▸ OBJECTIVE
Reproduce every one of the following records line for line, with no changes.

Layout region records
"""
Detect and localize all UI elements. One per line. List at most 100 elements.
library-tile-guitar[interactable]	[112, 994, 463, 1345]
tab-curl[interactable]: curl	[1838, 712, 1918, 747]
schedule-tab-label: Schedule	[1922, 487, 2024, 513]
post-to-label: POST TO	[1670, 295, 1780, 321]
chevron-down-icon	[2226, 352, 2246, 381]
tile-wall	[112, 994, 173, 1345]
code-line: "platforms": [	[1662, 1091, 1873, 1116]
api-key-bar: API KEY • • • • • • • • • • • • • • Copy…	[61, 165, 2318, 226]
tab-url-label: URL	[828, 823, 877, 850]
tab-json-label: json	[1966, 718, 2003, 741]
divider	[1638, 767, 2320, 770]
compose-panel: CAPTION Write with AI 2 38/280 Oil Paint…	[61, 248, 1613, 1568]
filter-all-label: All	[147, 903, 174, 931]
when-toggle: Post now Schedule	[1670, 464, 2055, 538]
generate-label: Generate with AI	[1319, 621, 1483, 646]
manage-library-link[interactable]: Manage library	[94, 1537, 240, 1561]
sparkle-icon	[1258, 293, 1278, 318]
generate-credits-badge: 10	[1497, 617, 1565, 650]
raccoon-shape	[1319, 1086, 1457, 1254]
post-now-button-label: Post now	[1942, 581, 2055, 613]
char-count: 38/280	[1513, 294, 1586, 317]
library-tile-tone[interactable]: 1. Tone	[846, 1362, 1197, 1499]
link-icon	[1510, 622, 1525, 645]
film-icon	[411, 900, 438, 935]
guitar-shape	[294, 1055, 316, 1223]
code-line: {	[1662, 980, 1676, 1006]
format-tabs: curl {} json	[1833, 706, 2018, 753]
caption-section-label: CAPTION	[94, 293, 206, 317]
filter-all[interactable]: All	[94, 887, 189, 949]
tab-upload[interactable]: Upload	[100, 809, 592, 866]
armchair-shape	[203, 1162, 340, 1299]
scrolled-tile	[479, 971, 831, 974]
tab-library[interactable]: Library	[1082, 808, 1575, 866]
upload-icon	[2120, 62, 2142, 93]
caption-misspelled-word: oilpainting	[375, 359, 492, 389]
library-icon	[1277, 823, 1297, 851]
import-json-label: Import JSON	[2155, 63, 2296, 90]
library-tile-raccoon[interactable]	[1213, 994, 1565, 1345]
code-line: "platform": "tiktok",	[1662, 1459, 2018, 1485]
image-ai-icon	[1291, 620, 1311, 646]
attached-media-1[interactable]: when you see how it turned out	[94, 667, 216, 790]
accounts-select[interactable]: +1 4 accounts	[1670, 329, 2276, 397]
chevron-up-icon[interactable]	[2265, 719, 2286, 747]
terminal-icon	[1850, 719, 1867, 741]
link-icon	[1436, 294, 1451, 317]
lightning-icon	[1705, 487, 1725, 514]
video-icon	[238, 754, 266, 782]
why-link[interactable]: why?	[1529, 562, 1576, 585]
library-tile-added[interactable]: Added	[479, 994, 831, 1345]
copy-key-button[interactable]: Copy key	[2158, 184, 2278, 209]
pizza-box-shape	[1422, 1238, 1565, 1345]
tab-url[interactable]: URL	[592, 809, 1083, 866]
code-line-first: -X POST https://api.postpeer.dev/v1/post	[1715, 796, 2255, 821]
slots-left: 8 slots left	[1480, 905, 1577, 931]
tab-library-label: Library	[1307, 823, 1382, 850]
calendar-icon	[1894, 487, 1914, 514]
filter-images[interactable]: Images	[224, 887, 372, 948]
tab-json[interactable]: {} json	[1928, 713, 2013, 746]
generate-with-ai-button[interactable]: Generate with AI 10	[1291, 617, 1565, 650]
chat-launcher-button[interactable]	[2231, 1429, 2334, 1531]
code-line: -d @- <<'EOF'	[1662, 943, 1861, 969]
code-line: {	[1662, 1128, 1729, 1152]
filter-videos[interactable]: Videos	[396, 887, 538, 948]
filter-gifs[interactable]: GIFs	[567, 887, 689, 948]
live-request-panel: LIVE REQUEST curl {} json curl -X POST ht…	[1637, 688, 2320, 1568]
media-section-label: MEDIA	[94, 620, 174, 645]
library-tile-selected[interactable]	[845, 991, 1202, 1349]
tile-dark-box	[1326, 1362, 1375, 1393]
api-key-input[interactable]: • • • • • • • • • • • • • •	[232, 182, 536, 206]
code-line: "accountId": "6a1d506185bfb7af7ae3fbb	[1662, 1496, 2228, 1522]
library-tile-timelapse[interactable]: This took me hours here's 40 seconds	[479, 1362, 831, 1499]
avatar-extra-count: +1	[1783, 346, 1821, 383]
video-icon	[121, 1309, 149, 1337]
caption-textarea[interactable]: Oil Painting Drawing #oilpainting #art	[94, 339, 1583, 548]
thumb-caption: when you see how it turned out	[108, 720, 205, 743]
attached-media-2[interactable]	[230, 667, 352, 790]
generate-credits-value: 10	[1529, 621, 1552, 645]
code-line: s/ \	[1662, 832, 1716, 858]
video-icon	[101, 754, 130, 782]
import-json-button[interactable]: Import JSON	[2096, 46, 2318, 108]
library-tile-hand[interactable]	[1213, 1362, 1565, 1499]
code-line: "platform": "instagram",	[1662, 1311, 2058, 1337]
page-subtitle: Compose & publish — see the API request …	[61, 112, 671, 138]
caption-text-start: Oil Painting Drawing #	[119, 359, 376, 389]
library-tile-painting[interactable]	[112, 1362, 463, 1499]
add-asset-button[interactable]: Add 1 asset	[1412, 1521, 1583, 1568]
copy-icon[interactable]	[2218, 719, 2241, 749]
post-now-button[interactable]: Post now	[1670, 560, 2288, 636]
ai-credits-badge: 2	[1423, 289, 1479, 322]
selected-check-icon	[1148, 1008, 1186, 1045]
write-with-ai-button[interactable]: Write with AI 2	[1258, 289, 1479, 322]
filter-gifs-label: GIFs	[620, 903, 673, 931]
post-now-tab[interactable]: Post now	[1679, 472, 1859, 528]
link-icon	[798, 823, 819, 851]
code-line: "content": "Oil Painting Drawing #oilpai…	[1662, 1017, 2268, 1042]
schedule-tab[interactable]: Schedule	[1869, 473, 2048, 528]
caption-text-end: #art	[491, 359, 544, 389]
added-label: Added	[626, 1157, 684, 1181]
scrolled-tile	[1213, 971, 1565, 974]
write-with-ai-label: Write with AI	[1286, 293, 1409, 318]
"""
▸ TASK SOLUTION
Detect and localize all UI elements. One per line. List at most 100 elements.
library-tile-guitar[interactable]	[112, 994, 463, 1345]
tab-curl[interactable]: curl	[1838, 712, 1918, 747]
schedule-tab-label: Schedule	[1922, 487, 2024, 513]
post-to-label: POST TO	[1670, 295, 1780, 321]
chevron-down-icon	[2226, 352, 2246, 381]
tile-wall	[112, 994, 173, 1345]
code-line: "platforms": [	[1662, 1091, 1873, 1116]
api-key-bar: API KEY • • • • • • • • • • • • • • Copy…	[61, 165, 2318, 226]
tab-url-label: URL	[828, 823, 877, 850]
tab-json-label: json	[1966, 718, 2003, 741]
divider	[1638, 767, 2320, 770]
compose-panel: CAPTION Write with AI 2 38/280 Oil Paint…	[61, 248, 1613, 1568]
filter-all-label: All	[147, 903, 174, 931]
when-toggle: Post now Schedule	[1670, 464, 2055, 538]
generate-label: Generate with AI	[1319, 621, 1483, 646]
manage-library-link[interactable]: Manage library	[94, 1537, 240, 1561]
sparkle-icon	[1258, 293, 1278, 318]
generate-credits-badge: 10	[1497, 617, 1565, 650]
raccoon-shape	[1319, 1086, 1457, 1254]
post-now-button-label: Post now	[1942, 581, 2055, 613]
char-count: 38/280	[1513, 294, 1586, 317]
library-tile-tone[interactable]: 1. Tone	[846, 1362, 1197, 1499]
link-icon	[1510, 622, 1525, 645]
film-icon	[411, 900, 438, 935]
guitar-shape	[294, 1055, 316, 1223]
code-line: {	[1662, 980, 1676, 1006]
format-tabs: curl {} json	[1833, 706, 2018, 753]
caption-section-label: CAPTION	[94, 293, 206, 317]
filter-all[interactable]: All	[94, 887, 189, 949]
tab-upload[interactable]: Upload	[100, 809, 592, 866]
armchair-shape	[203, 1162, 340, 1299]
scrolled-tile	[479, 971, 831, 974]
tab-library[interactable]: Library	[1082, 808, 1575, 866]
upload-icon	[2120, 62, 2142, 93]
caption-misspelled-word: oilpainting	[375, 359, 492, 389]
library-icon	[1277, 823, 1297, 851]
import-json-label: Import JSON	[2155, 63, 2296, 90]
library-tile-raccoon[interactable]	[1213, 994, 1565, 1345]
code-line: "platform": "tiktok",	[1662, 1459, 2018, 1485]
image-ai-icon	[1291, 620, 1311, 646]
attached-media-1[interactable]: when you see how it turned out	[94, 667, 216, 790]
accounts-select[interactable]: +1 4 accounts	[1670, 329, 2276, 397]
chevron-up-icon[interactable]	[2265, 719, 2286, 747]
terminal-icon	[1850, 719, 1867, 741]
link-icon	[1436, 294, 1451, 317]
lightning-icon	[1705, 487, 1725, 514]
video-icon	[238, 754, 266, 782]
why-link[interactable]: why?	[1529, 562, 1576, 585]
library-tile-added[interactable]: Added	[479, 994, 831, 1345]
copy-key-button[interactable]: Copy key	[2158, 184, 2278, 209]
pizza-box-shape	[1422, 1238, 1565, 1345]
tab-url[interactable]: URL	[592, 809, 1083, 866]
code-line-first: -X POST https://api.postpeer.dev/v1/post	[1715, 796, 2255, 821]
slots-left: 8 slots left	[1480, 905, 1577, 931]
tab-library-label: Library	[1307, 823, 1382, 850]
calendar-icon	[1894, 487, 1914, 514]
filter-images[interactable]: Images	[224, 887, 372, 948]
tab-json[interactable]: {} json	[1928, 713, 2013, 746]
generate-with-ai-button[interactable]: Generate with AI 10	[1291, 617, 1565, 650]
chat-launcher-button[interactable]	[2231, 1429, 2334, 1531]
code-line: -d @- <<'EOF'	[1662, 943, 1861, 969]
code-line: {	[1662, 1128, 1729, 1152]
filter-videos[interactable]: Videos	[396, 887, 538, 948]
filter-gifs[interactable]: GIFs	[567, 887, 689, 948]
live-request-panel: LIVE REQUEST curl {} json curl -X POST ht…	[1637, 688, 2320, 1568]
media-section-label: MEDIA	[94, 620, 174, 645]
library-tile-selected[interactable]	[845, 991, 1202, 1349]
tile-dark-box	[1326, 1362, 1375, 1393]
api-key-input[interactable]: • • • • • • • • • • • • • •	[232, 182, 536, 206]
code-line: "accountId": "6a1d506185bfb7af7ae3fbb	[1662, 1496, 2228, 1522]
library-tile-timelapse[interactable]: This took me hours here's 40 seconds	[479, 1362, 831, 1499]
avatar-extra-count: +1	[1783, 346, 1821, 383]
video-icon	[121, 1309, 149, 1337]
caption-textarea[interactable]: Oil Painting Drawing #oilpainting #art	[94, 339, 1583, 548]
thumb-caption: when you see how it turned out	[108, 720, 205, 743]
attached-media-2[interactable]	[230, 667, 352, 790]
generate-credits-value: 10	[1529, 621, 1552, 645]
code-line: s/ \	[1662, 832, 1716, 858]
video-icon	[101, 754, 130, 782]
import-json-button[interactable]: Import JSON	[2096, 46, 2318, 108]
library-tile-hand[interactable]	[1213, 1362, 1565, 1499]
code-line: "platform": "instagram",	[1662, 1311, 2058, 1337]
page-subtitle: Compose & publish — see the API request …	[61, 112, 671, 138]
caption-text-start: Oil Painting Drawing #	[119, 359, 376, 389]
library-tile-painting[interactable]	[112, 1362, 463, 1499]
add-asset-button[interactable]: Add 1 asset	[1412, 1521, 1583, 1568]
copy-icon[interactable]	[2218, 719, 2241, 749]
post-now-button[interactable]: Post now	[1670, 560, 2288, 636]
ai-credits-badge: 2	[1423, 289, 1479, 322]
selected-check-icon	[1148, 1008, 1186, 1045]
write-with-ai-button[interactable]: Write with AI 2	[1258, 289, 1479, 322]
filter-gifs-label: GIFs	[620, 903, 673, 931]
post-now-tab[interactable]: Post now	[1679, 472, 1859, 528]
link-icon	[798, 823, 819, 851]
code-line: "content": "Oil Painting Drawing #oilpai…	[1662, 1017, 2268, 1042]
schedule-tab[interactable]: Schedule	[1869, 473, 2048, 528]
caption-text-end: #art	[491, 359, 544, 389]
added-label: Added	[626, 1157, 684, 1181]
scrolled-tile	[1213, 971, 1565, 974]
write-with-ai-label: Write with AI	[1286, 293, 1409, 318]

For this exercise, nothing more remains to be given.